## Problem details
Lines containing the string "title" are to be counted. Write only how many there are.

[Figure content listings]
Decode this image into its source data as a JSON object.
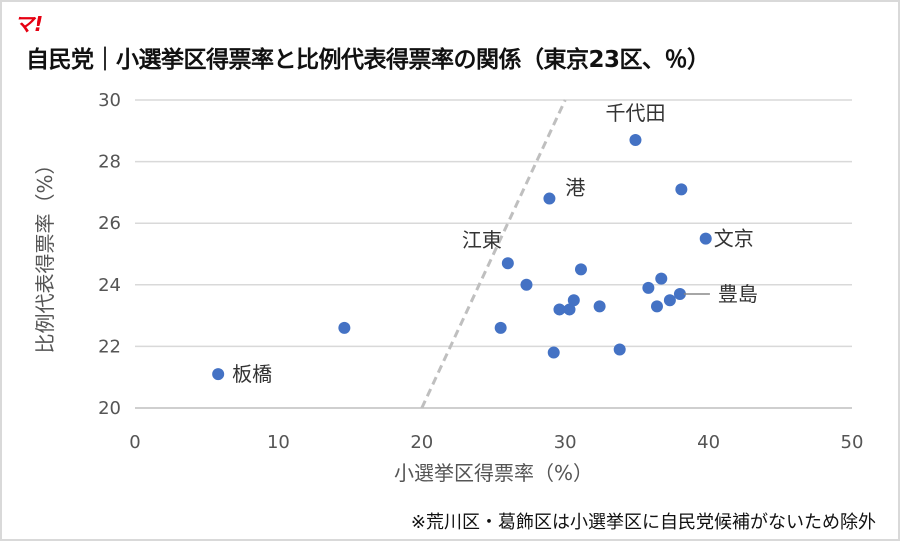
{
  "logo": "マ!",
  "title": "自民党｜小選挙区得票率と比例代表得票率の関係（東京23区、％）",
  "note": "※荒川区・葛飾区は小選挙区に自民党候補がないため除外",
  "chart_data": {
    "type": "scatter",
    "title": "自民党｜小選挙区得票率と比例代表得票率の関係（東京23区、％）",
    "xlabel": "小選挙区得票率（%）",
    "ylabel": "比例代表得票率（%）",
    "xlim": [
      0,
      50
    ],
    "ylim": [
      20,
      30
    ],
    "xticks": [
      0,
      10,
      20,
      30,
      40,
      50
    ],
    "yticks": [
      20,
      22,
      24,
      26,
      28,
      30
    ],
    "grid": "horizontal",
    "color": "#4472c4",
    "reference_line": {
      "from": [
        20,
        20
      ],
      "to": [
        30,
        30
      ],
      "style": "dashed",
      "color": "#bfbfbf"
    },
    "points": [
      {
        "x": 5.8,
        "y": 21.1,
        "label": "板橋"
      },
      {
        "x": 14.6,
        "y": 22.6
      },
      {
        "x": 25.5,
        "y": 22.6
      },
      {
        "x": 26.0,
        "y": 24.7,
        "label": "江東"
      },
      {
        "x": 27.3,
        "y": 24.0
      },
      {
        "x": 28.9,
        "y": 26.8,
        "label": "港"
      },
      {
        "x": 29.2,
        "y": 21.8
      },
      {
        "x": 29.6,
        "y": 23.2
      },
      {
        "x": 30.3,
        "y": 23.2
      },
      {
        "x": 30.6,
        "y": 23.5
      },
      {
        "x": 31.1,
        "y": 24.5
      },
      {
        "x": 32.4,
        "y": 23.3
      },
      {
        "x": 33.8,
        "y": 21.9
      },
      {
        "x": 34.9,
        "y": 28.7,
        "label": "千代田"
      },
      {
        "x": 35.8,
        "y": 23.9
      },
      {
        "x": 36.4,
        "y": 23.3
      },
      {
        "x": 36.7,
        "y": 24.2
      },
      {
        "x": 37.3,
        "y": 23.5
      },
      {
        "x": 38.0,
        "y": 23.7,
        "label": "豊島"
      },
      {
        "x": 38.1,
        "y": 27.1
      },
      {
        "x": 39.8,
        "y": 25.5,
        "label": "文京"
      }
    ]
  }
}
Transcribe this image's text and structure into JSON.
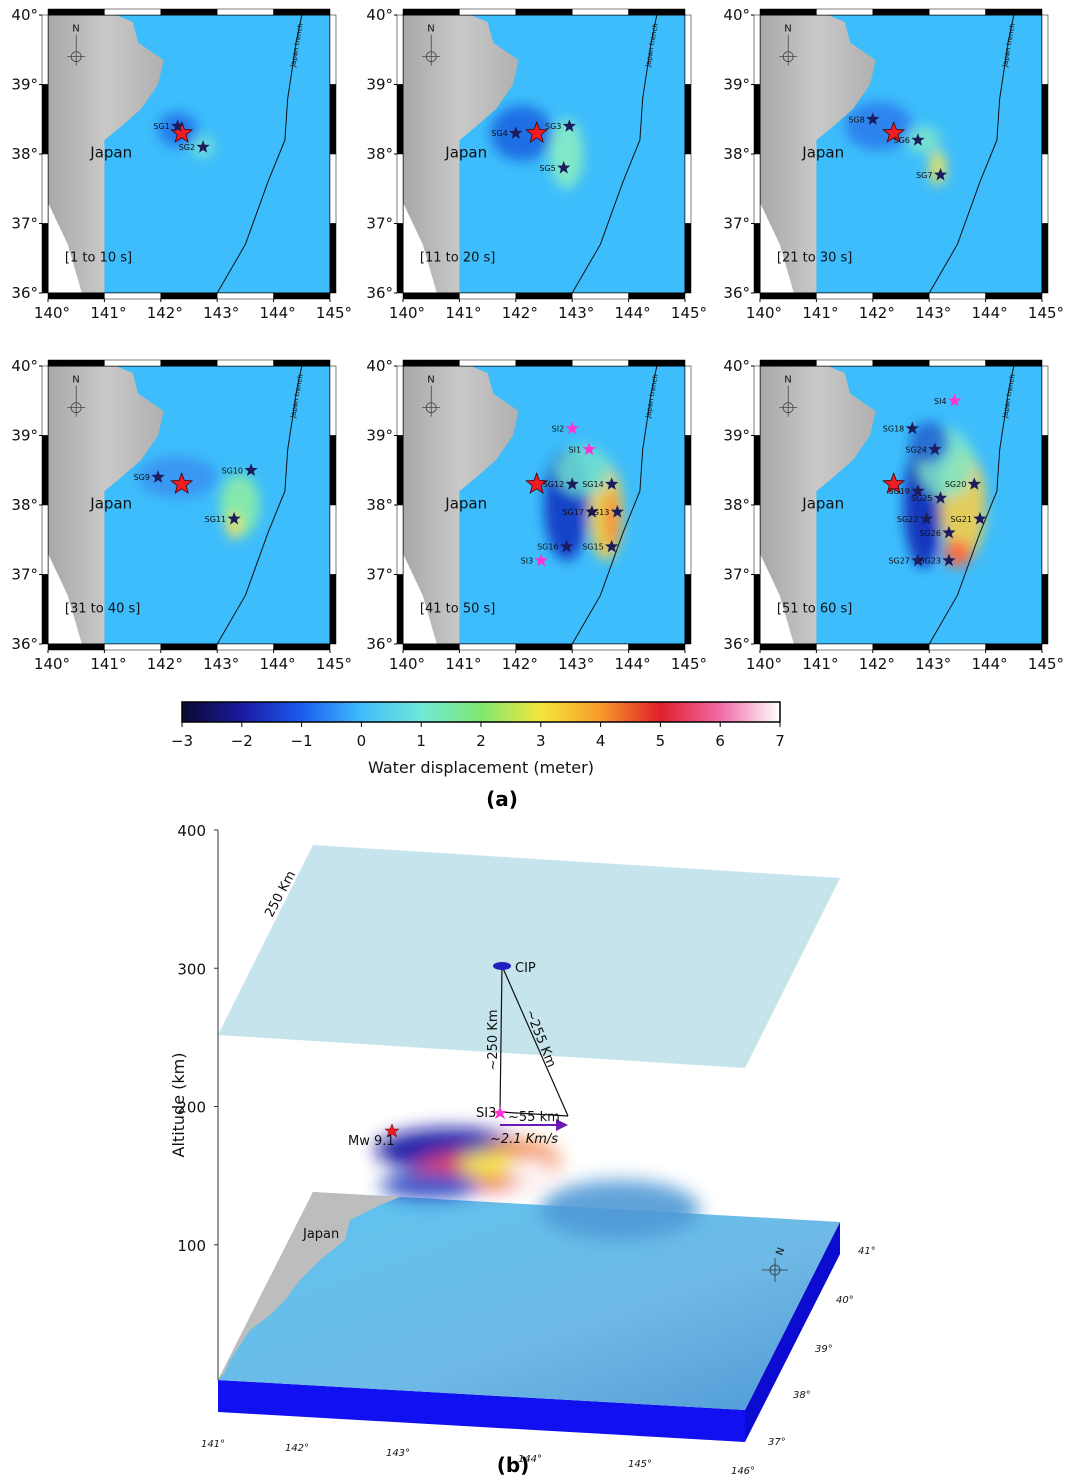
{
  "panel_a": {
    "xlim": [
      140,
      145
    ],
    "ylim": [
      36,
      40
    ],
    "xticks": [
      {
        "value": 140,
        "label": "140°"
      },
      {
        "value": 141,
        "label": "141°"
      },
      {
        "value": 142,
        "label": "142°"
      },
      {
        "value": 143,
        "label": "143°"
      },
      {
        "value": 144,
        "label": "144°"
      },
      {
        "value": 145,
        "label": "145°"
      }
    ],
    "yticks": [
      {
        "value": 36,
        "label": "36°"
      },
      {
        "value": 37,
        "label": "37°"
      },
      {
        "value": 38,
        "label": "38°"
      },
      {
        "value": 39,
        "label": "39°"
      },
      {
        "value": 40,
        "label": "40°"
      }
    ],
    "north": "N",
    "land_label": "Japan",
    "trench_label": "Japan trench",
    "land_color": "#b9b9b9",
    "ocean_color": "#3dbdfb",
    "epicenter": {
      "lon": 142.37,
      "lat": 38.3,
      "color": "#ee1c24"
    },
    "panels": [
      {
        "time": "[1 to 10 s]",
        "stations": [
          {
            "name": "SG1",
            "lon": 142.3,
            "lat": 38.4,
            "color": "#1c1c5c"
          },
          {
            "name": "SG2",
            "lon": 142.75,
            "lat": 38.1,
            "color": "#1c1c5c"
          }
        ]
      },
      {
        "time": "[11 to 20 s]",
        "stations": [
          {
            "name": "SG4",
            "lon": 142.0,
            "lat": 38.3,
            "color": "#1c1c5c"
          },
          {
            "name": "SG3",
            "lon": 142.95,
            "lat": 38.4,
            "color": "#1c1c5c"
          },
          {
            "name": "SG5",
            "lon": 142.85,
            "lat": 37.8,
            "color": "#1c1c5c"
          }
        ]
      },
      {
        "time": "[21 to 30 s]",
        "stations": [
          {
            "name": "SG8",
            "lon": 142.0,
            "lat": 38.5,
            "color": "#1c1c5c"
          },
          {
            "name": "SG6",
            "lon": 142.8,
            "lat": 38.2,
            "color": "#1c1c5c"
          },
          {
            "name": "SG7",
            "lon": 143.2,
            "lat": 37.7,
            "color": "#1c1c5c"
          }
        ]
      },
      {
        "time": "[31 to 40 s]",
        "stations": [
          {
            "name": "SG9",
            "lon": 141.95,
            "lat": 38.4,
            "color": "#1c1c5c"
          },
          {
            "name": "SG10",
            "lon": 143.6,
            "lat": 38.5,
            "color": "#1c1c5c"
          },
          {
            "name": "SG11",
            "lon": 143.3,
            "lat": 37.8,
            "color": "#1c1c5c"
          }
        ]
      },
      {
        "time": "[41 to 50 s]",
        "stations": [
          {
            "name": "SI2",
            "lon": 143.0,
            "lat": 39.1,
            "color": "#ff33d0"
          },
          {
            "name": "SI1",
            "lon": 143.3,
            "lat": 38.8,
            "color": "#ff33d0"
          },
          {
            "name": "SG12",
            "lon": 143.0,
            "lat": 38.3,
            "color": "#1c1c5c"
          },
          {
            "name": "SG14",
            "lon": 143.7,
            "lat": 38.3,
            "color": "#1c1c5c"
          },
          {
            "name": "SG17",
            "lon": 143.35,
            "lat": 37.9,
            "color": "#1c1c5c"
          },
          {
            "name": "SG13",
            "lon": 143.8,
            "lat": 37.9,
            "color": "#1c1c5c"
          },
          {
            "name": "SG16",
            "lon": 142.9,
            "lat": 37.4,
            "color": "#1c1c5c"
          },
          {
            "name": "SG15",
            "lon": 143.7,
            "lat": 37.4,
            "color": "#1c1c5c"
          },
          {
            "name": "SI3",
            "lon": 142.45,
            "lat": 37.2,
            "color": "#ff33d0"
          }
        ]
      },
      {
        "time": "[51 to 60 s]",
        "stations": [
          {
            "name": "SI4",
            "lon": 143.45,
            "lat": 39.5,
            "color": "#ff33d0"
          },
          {
            "name": "SG18",
            "lon": 142.7,
            "lat": 39.1,
            "color": "#1c1c5c"
          },
          {
            "name": "SG24",
            "lon": 143.1,
            "lat": 38.8,
            "color": "#1c1c5c"
          },
          {
            "name": "SG19",
            "lon": 142.8,
            "lat": 38.2,
            "color": "#1c1c5c"
          },
          {
            "name": "SG25",
            "lon": 143.2,
            "lat": 38.1,
            "color": "#1c1c5c"
          },
          {
            "name": "SG20",
            "lon": 143.8,
            "lat": 38.3,
            "color": "#1c1c5c"
          },
          {
            "name": "SG22",
            "lon": 142.95,
            "lat": 37.8,
            "color": "#1c1c5c"
          },
          {
            "name": "SG21",
            "lon": 143.9,
            "lat": 37.8,
            "color": "#1c1c5c"
          },
          {
            "name": "SG26",
            "lon": 143.35,
            "lat": 37.6,
            "color": "#1c1c5c"
          },
          {
            "name": "SG27",
            "lon": 142.8,
            "lat": 37.2,
            "color": "#1c1c5c"
          },
          {
            "name": "SG23",
            "lon": 143.35,
            "lat": 37.2,
            "color": "#1c1c5c"
          }
        ]
      }
    ],
    "colorbar": {
      "lim": [
        -3,
        7
      ],
      "ticks": [
        {
          "value": -3,
          "label": "−3"
        },
        {
          "value": -2,
          "label": "−2"
        },
        {
          "value": -1,
          "label": "−1"
        },
        0,
        1,
        2,
        3,
        4,
        5,
        6,
        7
      ],
      "colors": [
        "#0a0a30",
        "#1a1aa0",
        "#1b5cf0",
        "#3fbdfb",
        "#6fe8d8",
        "#7ee870",
        "#f5e63c",
        "#f79a2a",
        "#e0202a",
        "#f06aa8",
        "#ffffff"
      ],
      "label": "Water displacement (meter)"
    },
    "caption": "(a)"
  },
  "panel_b": {
    "altitude_label": "Altitude (km)",
    "altitude_lim": [
      0,
      400
    ],
    "altitude_ticks": [
      100,
      200,
      300,
      400
    ],
    "plane_label": "250 Km",
    "cip": "CIP",
    "vertical_label": "~250 Km",
    "slant_label": "~255 Km",
    "land_label": "Japan",
    "station": "SI3",
    "distance_label": "~55 km",
    "speed_label": "~2.1 Km/s",
    "quake_label": "Mw 9.1",
    "lon_labels": [
      "141°",
      "142°",
      "143°",
      "144°",
      "145°",
      "146°"
    ],
    "lat_labels": [
      "37°",
      "38°",
      "39°",
      "40°",
      "41°"
    ],
    "north": "N",
    "caption": "(b)"
  }
}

## Response below
2